#### Given problem:
Copy only what runs from the line containing "OCR this image." to the last line, both included, keeping it exact and omitting pictures.

****************

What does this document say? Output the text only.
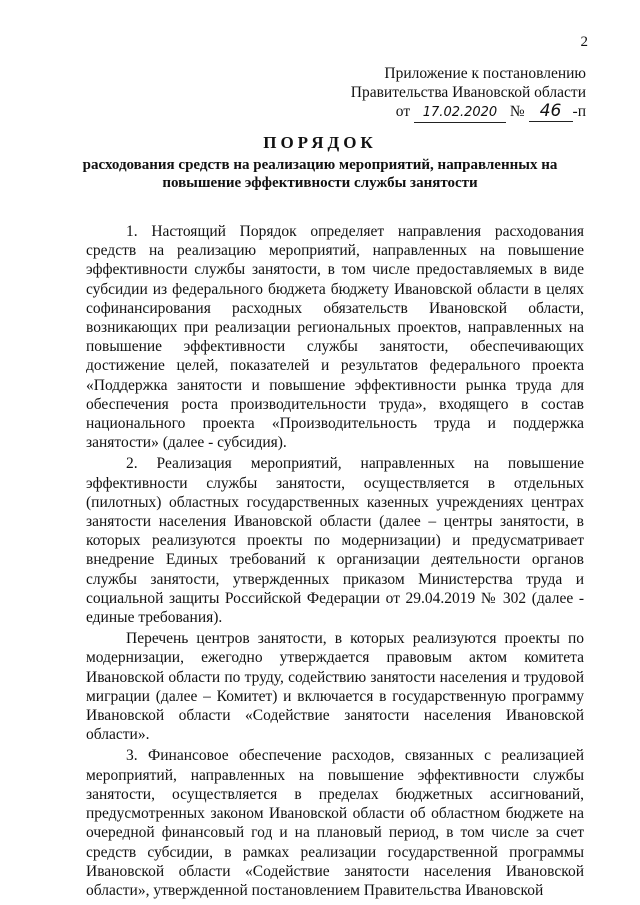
2
Приложение к постановлению
Правительства Ивановской области
от 17.02.2020 № 46 -п
ПОРЯДОК
расходования средств на реализацию мероприятий, направленных на повышение эффективности службы занятости

1. Настоящий Порядок определяет направления расходования средств на реализацию мероприятий, направленных на повышение эффективности службы занятости, в том числе предоставляемых в виде субсидии из федерального бюджета бюджету Ивановской области в целях софинансирования расходных обязательств Ивановской области, возникающих при реализации региональных проектов, направленных на повышение эффективности службы занятости, обеспечивающих достижение целей, показателей и результатов федерального проекта «Поддержка занятости и повышение эффективности рынка труда для обеспечения роста производительности труда», входящего в состав национального проекта «Производительность труда и поддержка занятости» (далее - субсидия).

2. Реализация мероприятий, направленных на повышение эффективности службы занятости, осуществляется в отдельных (пилотных) областных государственных казенных учреждениях центрах занятости населения Ивановской области (далее – центры занятости, в которых реализуются проекты по модернизации) и предусматривает внедрение Единых требований к организации деятельности органов службы занятости, утвержденных приказом Министерства труда и социальной защиты Российской Федерации от 29.04.2019 № 302 (далее - единые требования).

Перечень центров занятости, в которых реализуются проекты по модернизации, ежегодно утверждается правовым актом комитета Ивановской области по труду, содействию занятости населения и трудовой миграции (далее – Комитет) и включается в государственную программу Ивановской области «Содействие занятости населения Ивановской области».

3. Финансовое обеспечение расходов, связанных с реализацией мероприятий, направленных на повышение эффективности службы занятости, осуществляется в пределах бюджетных ассигнований, предусмотренных законом Ивановской области об областном бюджете на очередной финансовый год и на плановый период, в том числе за счет средств субсидии, в рамках реализации государственной программы Ивановской области «Содействие занятости населения Ивановской области», утвержденной постановлением Правительства Ивановской
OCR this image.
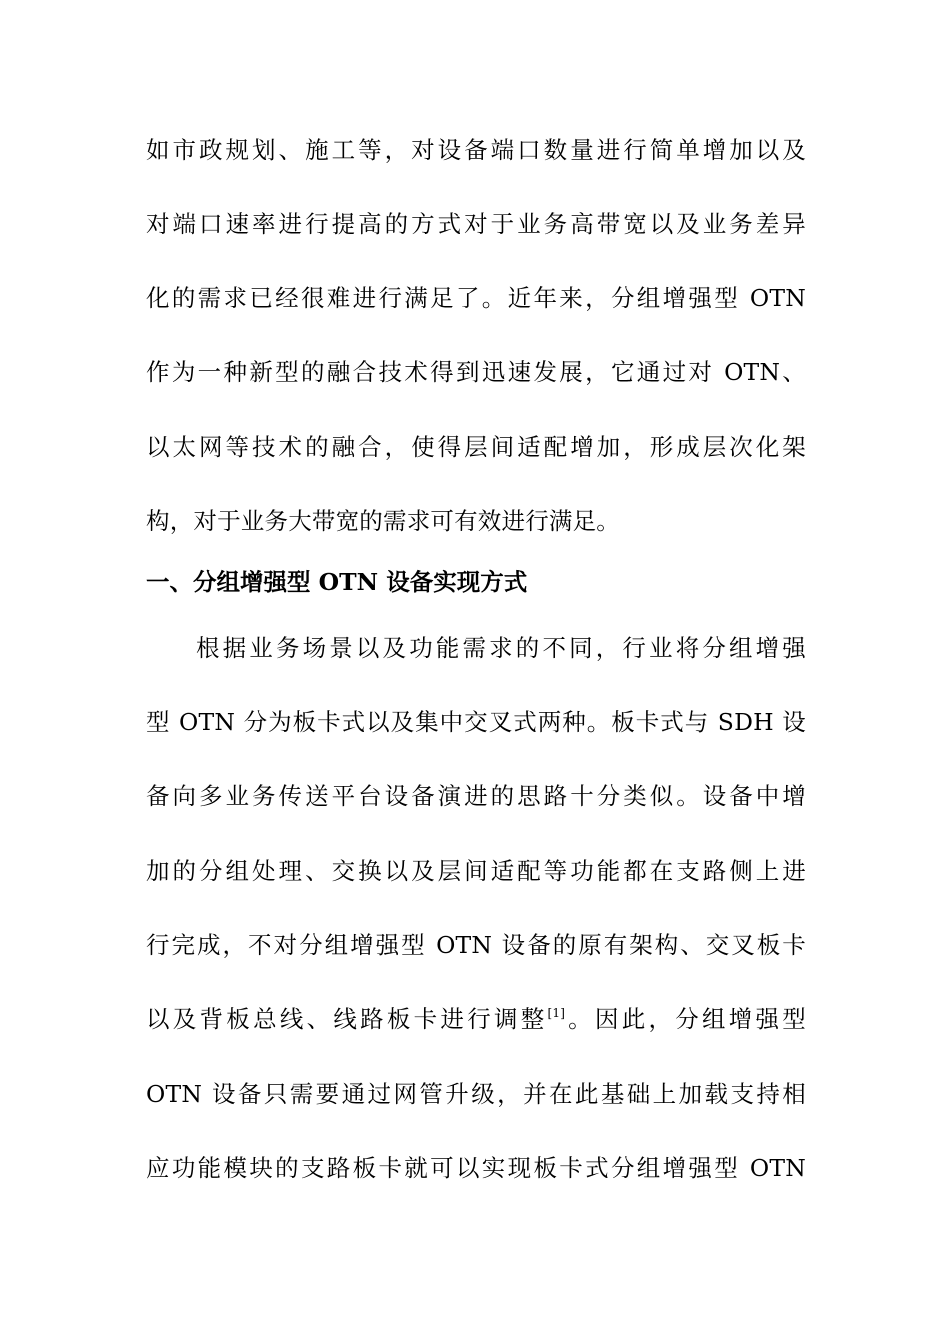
如市政规划、施工等，对设备端口数量进行简单增加以及
对端口速率进行提高的方式对于业务高带宽以及业务差异
化的需求已经很难进行满足了。近年来，分组增强型 OTN
作为一种新型的融合技术得到迅速发展，它通过对 OTN、
以太网等技术的融合，使得层间适配增加，形成层次化架
构，对于业务大带宽的需求可有效进行满足。
一、分组增强型 OTN 设备实现方式
根据业务场景以及功能需求的不同，行业将分组增强
型 OTN 分为板卡式以及集中交叉式两种。板卡式与 SDH 设
备向多业务传送平台设备演进的思路十分类似。设备中增
加的分组处理、交换以及层间适配等功能都在支路侧上进
行完成，不对分组增强型 OTN 设备的原有架构、交叉板卡
以及背板总线、线路板卡进行调整[1]。因此，分组增强型
OTN 设备只需要通过网管升级，并在此基础上加载支持相
应功能模块的支路板卡就可以实现板卡式分组增强型 OTN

****************

#### Written solution:
OCR this image.
如市政规划、施工等，对设备端口数量进行简单增加以及
对端口速率进行提高的方式对于业务高带宽以及业务差异
化的需求已经很难进行满足了。近年来，分组增强型 OTN
作为一种新型的融合技术得到迅速发展，它通过对 OTN、
以太网等技术的融合，使得层间适配增加，形成层次化架
构，对于业务大带宽的需求可有效进行满足。
一、分组增强型 OTN 设备实现方式
根据业务场景以及功能需求的不同，行业将分组增强
型 OTN 分为板卡式以及集中交叉式两种。板卡式与 SDH 设
备向多业务传送平台设备演进的思路十分类似。设备中增
加的分组处理、交换以及层间适配等功能都在支路侧上进
行完成，不对分组增强型 OTN 设备的原有架构、交叉板卡
以及背板总线、线路板卡进行调整[1]。因此，分组增强型
OTN 设备只需要通过网管升级，并在此基础上加载支持相
应功能模块的支路板卡就可以实现板卡式分组增强型 OTN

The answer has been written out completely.